(Provided records)
* Start *
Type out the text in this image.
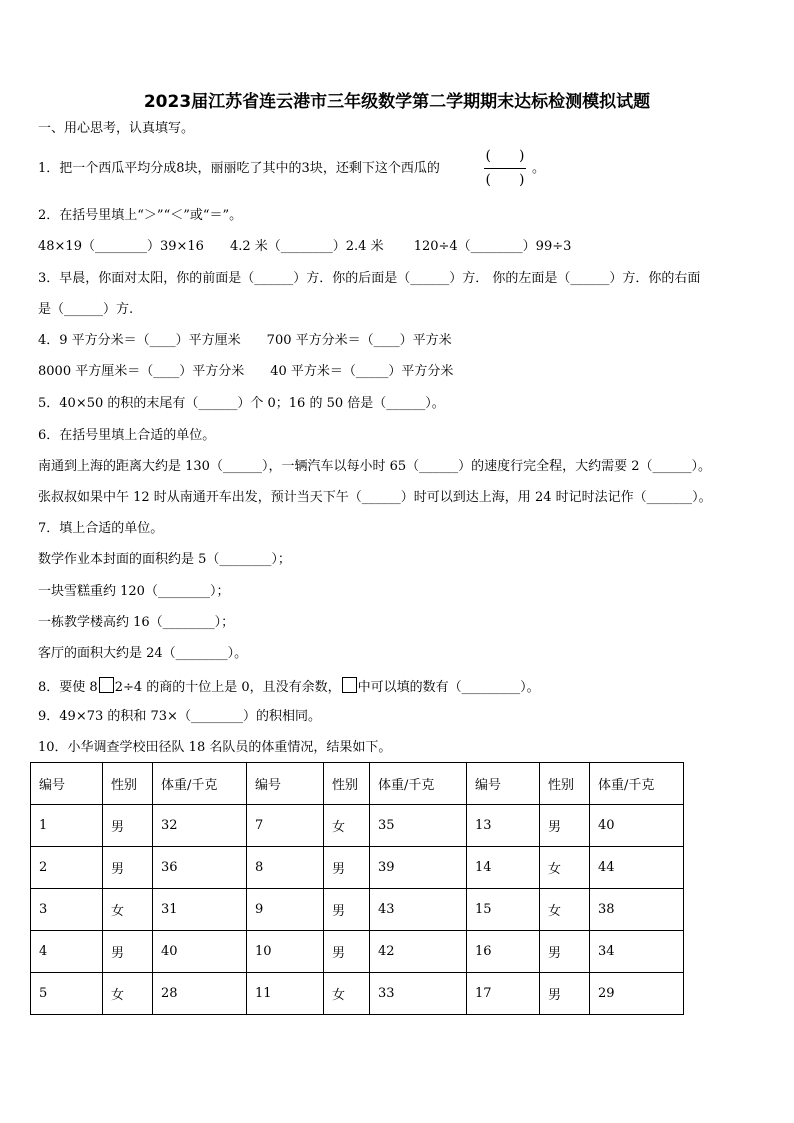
2023届江苏省连云港市三年级数学第二学期期末达标检测模拟试题
一、用心思考，认真填写。
1．把一个西瓜平均分成8块，丽丽吃了其中的3块，还剩下这个西瓜的
(　　)
(　　)
。
2．在括号里填上“＞”“＜”或“＝”。
48×19（________）39×16　　4.2 米（________）2.4 米　　 120÷4（________）99÷3
3．早晨，你面对太阳，你的前面是（______）方．你的后面是（______）方． 你的左面是（______）方．你的右面
是（______）方.
4．9 平方分米＝（____）平方厘米　　700 平方分米＝（____）平方米
8000 平方厘米＝（____）平方分米　　40 平方米＝（_____）平方分米
5．40×50 的积的末尾有（______）个 0；16 的 50 倍是（______）。
6．在括号里填上合适的单位。
南通到上海的距离大约是 130（______），一辆汽车以每小时 65（______）的速度行完全程，大约需要 2（______）。
张叔叔如果中午 12 时从南通开车出发，预计当天下午（______）时可以到达上海，用 24 时记时法记作（_______）。
7．填上合适的单位。
数学作业本封面的面积约是 5（________）；
一块雪糕重约 120（________）；
一栋教学楼高约 16（________）；
客厅的面积大约是 24（________）。
8．要使 8 2÷4 的商的十位上是 0，且没有余数， 中可以填的数有（_________）。
9．49×73 的积和 73×（________）的积相同。
10．小华调查学校田径队 18 名队员的体重情况，结果如下。
编号	性别	体重/千克	编号	性别	体重/千克	编号	性别	体重/千克
1	男	32	7	女	35	13	男	40
2	男	36	8	男	39	14	女	44
3	女	31	9	男	43	15	女	38
4	男	40	10	男	42	16	男	34
5	女	28	11	女	33	17	男	29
* End *
(What is required) Where a line of the material above holds the string "平方厘米", copy that line.

(Answer to the task)
4．9 平方分米＝（____）平方厘米　　700 平方分米＝（____）平方米
8000 平方厘米＝（____）平方分米　　40 平方米＝（_____）平方分米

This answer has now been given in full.